'''

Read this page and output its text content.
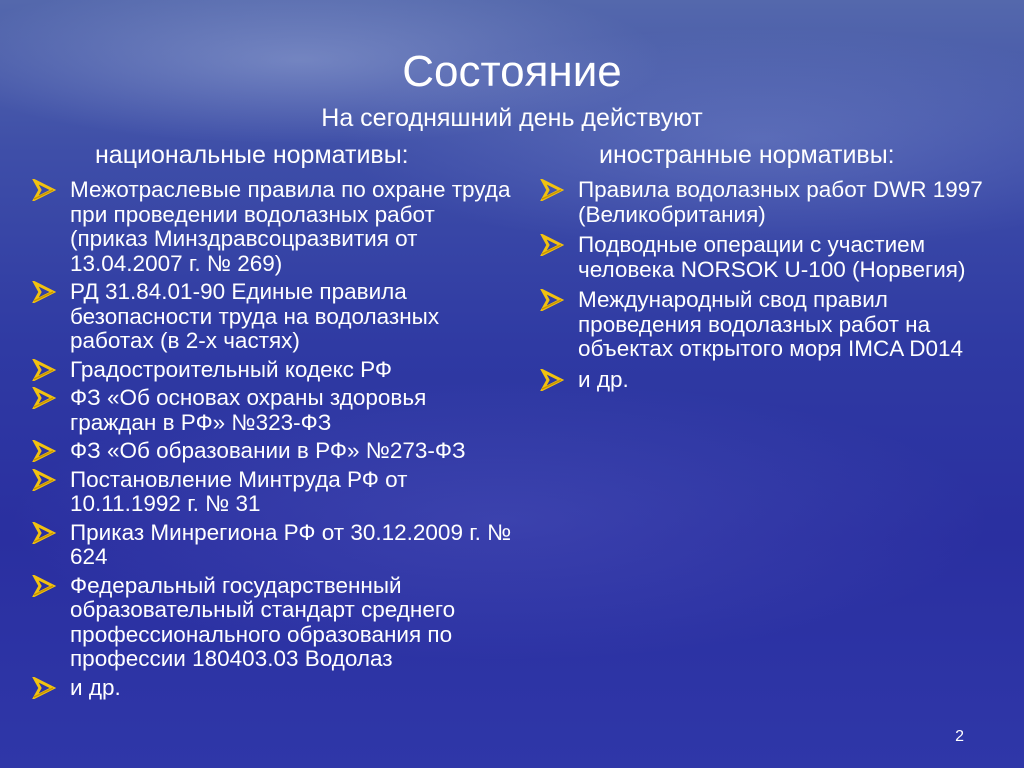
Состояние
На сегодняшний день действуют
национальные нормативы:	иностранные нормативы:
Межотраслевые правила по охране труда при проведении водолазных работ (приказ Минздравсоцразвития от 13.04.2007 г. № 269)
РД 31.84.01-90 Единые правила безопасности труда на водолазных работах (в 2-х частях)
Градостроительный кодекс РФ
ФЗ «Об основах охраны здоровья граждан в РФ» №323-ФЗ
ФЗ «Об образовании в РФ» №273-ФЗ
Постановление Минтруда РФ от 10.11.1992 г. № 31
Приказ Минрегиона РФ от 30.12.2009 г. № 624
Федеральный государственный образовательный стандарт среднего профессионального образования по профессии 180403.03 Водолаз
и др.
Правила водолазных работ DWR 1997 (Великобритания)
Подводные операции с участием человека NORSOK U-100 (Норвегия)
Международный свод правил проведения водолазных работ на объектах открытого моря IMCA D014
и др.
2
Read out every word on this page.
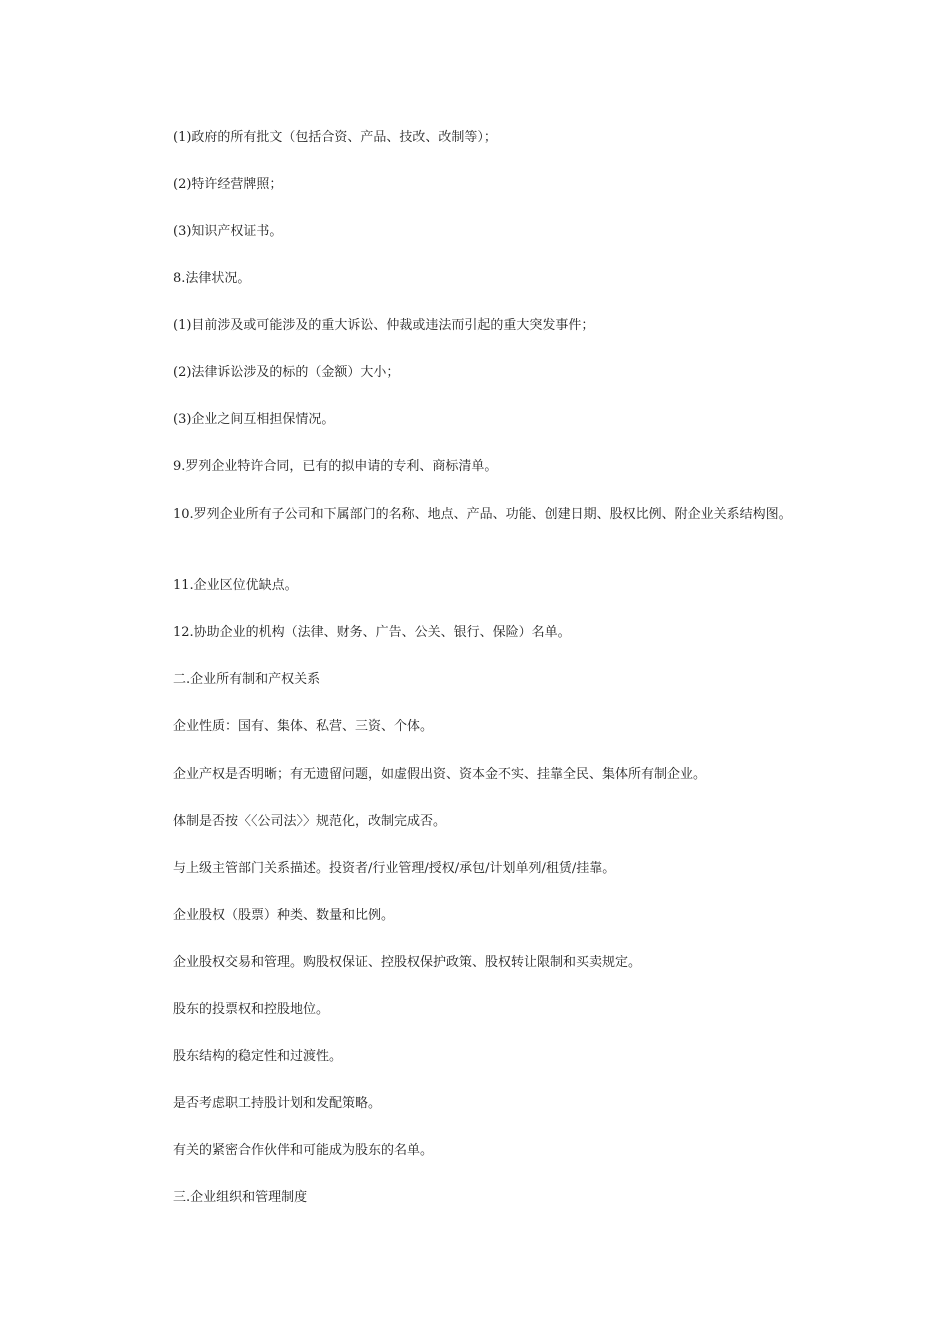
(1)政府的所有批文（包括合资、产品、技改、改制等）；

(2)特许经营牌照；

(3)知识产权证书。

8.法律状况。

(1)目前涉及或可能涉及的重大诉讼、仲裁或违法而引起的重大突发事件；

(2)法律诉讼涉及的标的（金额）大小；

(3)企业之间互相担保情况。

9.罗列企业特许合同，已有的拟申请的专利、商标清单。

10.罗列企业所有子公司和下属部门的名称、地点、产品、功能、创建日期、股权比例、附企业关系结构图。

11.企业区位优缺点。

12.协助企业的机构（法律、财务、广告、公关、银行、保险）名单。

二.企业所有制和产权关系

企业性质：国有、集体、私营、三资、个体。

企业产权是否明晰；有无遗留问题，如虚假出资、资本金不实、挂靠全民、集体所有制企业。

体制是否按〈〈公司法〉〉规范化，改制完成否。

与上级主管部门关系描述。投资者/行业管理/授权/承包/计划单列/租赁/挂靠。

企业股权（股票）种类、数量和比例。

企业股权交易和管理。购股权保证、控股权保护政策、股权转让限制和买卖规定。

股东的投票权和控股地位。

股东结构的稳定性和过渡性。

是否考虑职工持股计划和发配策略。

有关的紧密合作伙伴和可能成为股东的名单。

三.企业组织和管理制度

'''

▶ **Request**
Output only the lines from the one that contains "Read out every word on this page." to the end of the entries above, both end lines included, and drop the pictures.

▶ **Solution**
Read out every word on this page.
(1)政府的所有批文（包括合资、产品、技改、改制等）；

(2)特许经营牌照；

(3)知识产权证书。

8.法律状况。

(1)目前涉及或可能涉及的重大诉讼、仲裁或违法而引起的重大突发事件；

(2)法律诉讼涉及的标的（金额）大小；

(3)企业之间互相担保情况。

9.罗列企业特许合同，已有的拟申请的专利、商标清单。

10.罗列企业所有子公司和下属部门的名称、地点、产品、功能、创建日期、股权比例、附企业关系结构图。

11.企业区位优缺点。

12.协助企业的机构（法律、财务、广告、公关、银行、保险）名单。

二.企业所有制和产权关系

企业性质：国有、集体、私营、三资、个体。

企业产权是否明晰；有无遗留问题，如虚假出资、资本金不实、挂靠全民、集体所有制企业。

体制是否按〈〈公司法〉〉规范化，改制完成否。

与上级主管部门关系描述。投资者/行业管理/授权/承包/计划单列/租赁/挂靠。

企业股权（股票）种类、数量和比例。

企业股权交易和管理。购股权保证、控股权保护政策、股权转让限制和买卖规定。

股东的投票权和控股地位。

股东结构的稳定性和过渡性。

是否考虑职工持股计划和发配策略。

有关的紧密合作伙伴和可能成为股东的名单。

三.企业组织和管理制度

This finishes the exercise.